# [DOCUMENT SOURCE]

╭──

Des groupes, des familles et des clans
Les orques vivent en familles, dirigées par des matriarches. Les familles se rassemblent en groupes très unis, appelés « pods ». Les clans sont constitués de pods ayant des dialectes vocaux similaires. Les écotypes possèdent des dialectes et des habitats différents et ne s’accouplent pas entre eux. Les chercheurs pensent qu’il pourrait y avoir jusqu’à 20 écotypes différents.
Écotypes connus dans le Pacifique Nord
- Les résidents : familles et groupes très unis qui restent dans les mêmes zones le long des côtes. Ils se nourrissent de poissons.
- Les transients : petits groupes moins soudés qui se nourrissent de mammifères marins. Habitat de la Russie à la Californie.
- Les hauturiers : vivent au large, en groupes de 20 à 200 individus. Peu étudiés.
Festival de brèches d’orques en Alaska
Écotypes connus dans le sud de l’Antarctique
- Type A : se déplace en eaux libres et semble se nourrir principalement de petits rorquals.
- Type B : plus petit que le type A. Semble se nourrir principalement de phoques.
- Type C : le plus petit. Ils vivent en groupes plus importants que les autres. Semble se nourrir principalement de poissons.
- Type D : se situe entre les 40e et 60e latitudes sud. Ils sont peu étudiés.
Nouveaux écotypes possibles
- Groupes se nourrissant de poissons dans l’Atlantique Nord.
- Groupes se nourrissant de mammifères marins dans l’Atlantique Nord.
- Groupes se nourrissant de manchots et d’otaries sur la côte sud-américaine.
- Groupes autour de Gibraltar se nourrissant de thon.
- Les groupes des tropiques autour d’Hawaï et du golfe du Mexique.
- Groupes autour de la Nouvelle-Zélande, se nourrissant principalement de raies et de requins.

╰──

# [EXTRAITS DE DONNÉES]
╭──

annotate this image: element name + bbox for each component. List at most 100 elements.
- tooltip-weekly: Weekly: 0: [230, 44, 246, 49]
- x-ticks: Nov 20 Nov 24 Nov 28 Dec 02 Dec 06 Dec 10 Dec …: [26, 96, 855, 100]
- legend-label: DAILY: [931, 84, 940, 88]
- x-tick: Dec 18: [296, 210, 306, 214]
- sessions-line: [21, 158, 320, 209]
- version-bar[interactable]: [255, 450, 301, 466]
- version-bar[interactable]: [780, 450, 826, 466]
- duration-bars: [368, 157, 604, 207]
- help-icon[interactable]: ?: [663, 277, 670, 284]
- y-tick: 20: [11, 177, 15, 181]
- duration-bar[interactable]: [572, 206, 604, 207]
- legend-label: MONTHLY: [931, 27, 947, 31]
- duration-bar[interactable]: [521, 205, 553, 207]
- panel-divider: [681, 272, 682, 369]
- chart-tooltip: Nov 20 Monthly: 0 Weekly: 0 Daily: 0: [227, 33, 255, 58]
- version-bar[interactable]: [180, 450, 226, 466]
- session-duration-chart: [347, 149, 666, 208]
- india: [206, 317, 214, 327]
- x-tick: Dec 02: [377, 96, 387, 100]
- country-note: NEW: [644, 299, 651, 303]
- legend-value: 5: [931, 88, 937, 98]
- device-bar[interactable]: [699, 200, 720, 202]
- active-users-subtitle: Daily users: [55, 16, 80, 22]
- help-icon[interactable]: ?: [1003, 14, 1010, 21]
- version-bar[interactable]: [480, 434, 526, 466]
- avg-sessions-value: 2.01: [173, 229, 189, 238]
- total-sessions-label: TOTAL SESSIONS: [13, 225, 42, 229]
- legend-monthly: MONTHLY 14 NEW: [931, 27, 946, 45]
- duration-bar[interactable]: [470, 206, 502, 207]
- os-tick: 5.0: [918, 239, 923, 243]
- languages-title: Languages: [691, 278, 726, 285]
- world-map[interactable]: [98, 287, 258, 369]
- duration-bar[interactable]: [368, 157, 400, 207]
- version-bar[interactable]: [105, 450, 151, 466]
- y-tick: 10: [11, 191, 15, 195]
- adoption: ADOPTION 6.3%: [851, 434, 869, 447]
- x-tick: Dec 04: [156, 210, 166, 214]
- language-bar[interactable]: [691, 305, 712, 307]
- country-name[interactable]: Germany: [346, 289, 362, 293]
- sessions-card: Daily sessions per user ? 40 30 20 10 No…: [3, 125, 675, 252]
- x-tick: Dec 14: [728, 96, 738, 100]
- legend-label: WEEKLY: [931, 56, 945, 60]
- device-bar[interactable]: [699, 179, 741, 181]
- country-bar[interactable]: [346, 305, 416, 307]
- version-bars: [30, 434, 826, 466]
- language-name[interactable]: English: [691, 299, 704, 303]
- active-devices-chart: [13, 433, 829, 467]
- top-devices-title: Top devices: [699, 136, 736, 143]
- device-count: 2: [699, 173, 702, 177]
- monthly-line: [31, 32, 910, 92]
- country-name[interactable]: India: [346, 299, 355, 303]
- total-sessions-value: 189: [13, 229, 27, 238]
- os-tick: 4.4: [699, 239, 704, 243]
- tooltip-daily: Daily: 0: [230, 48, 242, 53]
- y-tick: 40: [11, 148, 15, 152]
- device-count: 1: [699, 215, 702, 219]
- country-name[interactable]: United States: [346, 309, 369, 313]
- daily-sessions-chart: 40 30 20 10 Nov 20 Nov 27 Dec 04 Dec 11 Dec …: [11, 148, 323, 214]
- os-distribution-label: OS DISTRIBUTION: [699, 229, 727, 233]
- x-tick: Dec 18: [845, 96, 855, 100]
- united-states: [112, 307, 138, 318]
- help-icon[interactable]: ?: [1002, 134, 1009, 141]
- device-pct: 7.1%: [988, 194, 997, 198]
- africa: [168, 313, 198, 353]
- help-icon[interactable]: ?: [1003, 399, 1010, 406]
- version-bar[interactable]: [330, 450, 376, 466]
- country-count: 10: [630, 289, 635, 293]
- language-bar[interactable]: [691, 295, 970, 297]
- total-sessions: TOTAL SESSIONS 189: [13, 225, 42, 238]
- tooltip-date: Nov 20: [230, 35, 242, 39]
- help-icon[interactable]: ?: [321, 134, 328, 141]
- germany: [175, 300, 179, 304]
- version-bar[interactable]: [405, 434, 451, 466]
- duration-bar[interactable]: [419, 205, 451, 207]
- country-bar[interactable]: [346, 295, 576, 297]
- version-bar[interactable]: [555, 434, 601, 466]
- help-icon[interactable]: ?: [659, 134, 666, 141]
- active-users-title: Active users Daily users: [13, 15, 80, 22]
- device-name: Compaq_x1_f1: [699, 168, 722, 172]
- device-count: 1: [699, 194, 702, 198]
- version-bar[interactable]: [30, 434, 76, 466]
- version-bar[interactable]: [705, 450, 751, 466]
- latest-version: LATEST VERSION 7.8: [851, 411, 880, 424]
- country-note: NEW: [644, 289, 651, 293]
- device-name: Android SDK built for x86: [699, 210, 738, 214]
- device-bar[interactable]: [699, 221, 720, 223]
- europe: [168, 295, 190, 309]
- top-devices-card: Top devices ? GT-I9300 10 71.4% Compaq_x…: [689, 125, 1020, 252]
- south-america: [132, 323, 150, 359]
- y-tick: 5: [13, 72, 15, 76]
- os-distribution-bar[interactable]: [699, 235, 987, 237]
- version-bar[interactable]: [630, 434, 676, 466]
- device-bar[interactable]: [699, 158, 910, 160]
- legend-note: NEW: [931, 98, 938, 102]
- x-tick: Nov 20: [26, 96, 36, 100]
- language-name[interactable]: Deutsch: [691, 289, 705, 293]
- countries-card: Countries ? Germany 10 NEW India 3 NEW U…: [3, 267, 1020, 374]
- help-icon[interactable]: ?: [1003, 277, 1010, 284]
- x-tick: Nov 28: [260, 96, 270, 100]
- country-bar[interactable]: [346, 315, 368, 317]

╰──

# [ENSEMBLE DE TÂCHES]
(a) Énumérez les écotypes connus dans le Pacifique Nord que mentionne le texte sur les orques.
(b) Citez le passage du texte sur les orques qui va de « Nouveaux écotypes possibles » jusqu'à « nourrissant de thon. ».
(c) Répondez aux questions suivantes d'après le texte sur les orques.
(i) Par qui les familles d'orques sont-elles dirigées ?
(ii) De combien d'individus se composent les groupes de hauturiers ?
(iii) De quoi se nourrissent principalement les groupes autour de la Nouvelle-Zélande ?

# [CORRIGÉ]
(a) Les résidents ; les transients ; les hauturiers.

(b)
Nouveaux écotypes possibles
- Groupes se nourrissant de poissons dans l’Atlantique Nord.
- Groupes se nourrissant de mammifères marins dans l’Atlantique Nord.
- Groupes se nourrissant de manchots et d’otaries sur la côte sud-américaine.
- Groupes autour de Gibraltar se nourrissant de thon.

(c)
(i) Par des matriarches.
(ii) De 20 à 200 individus.
(iii) De raies et de requins.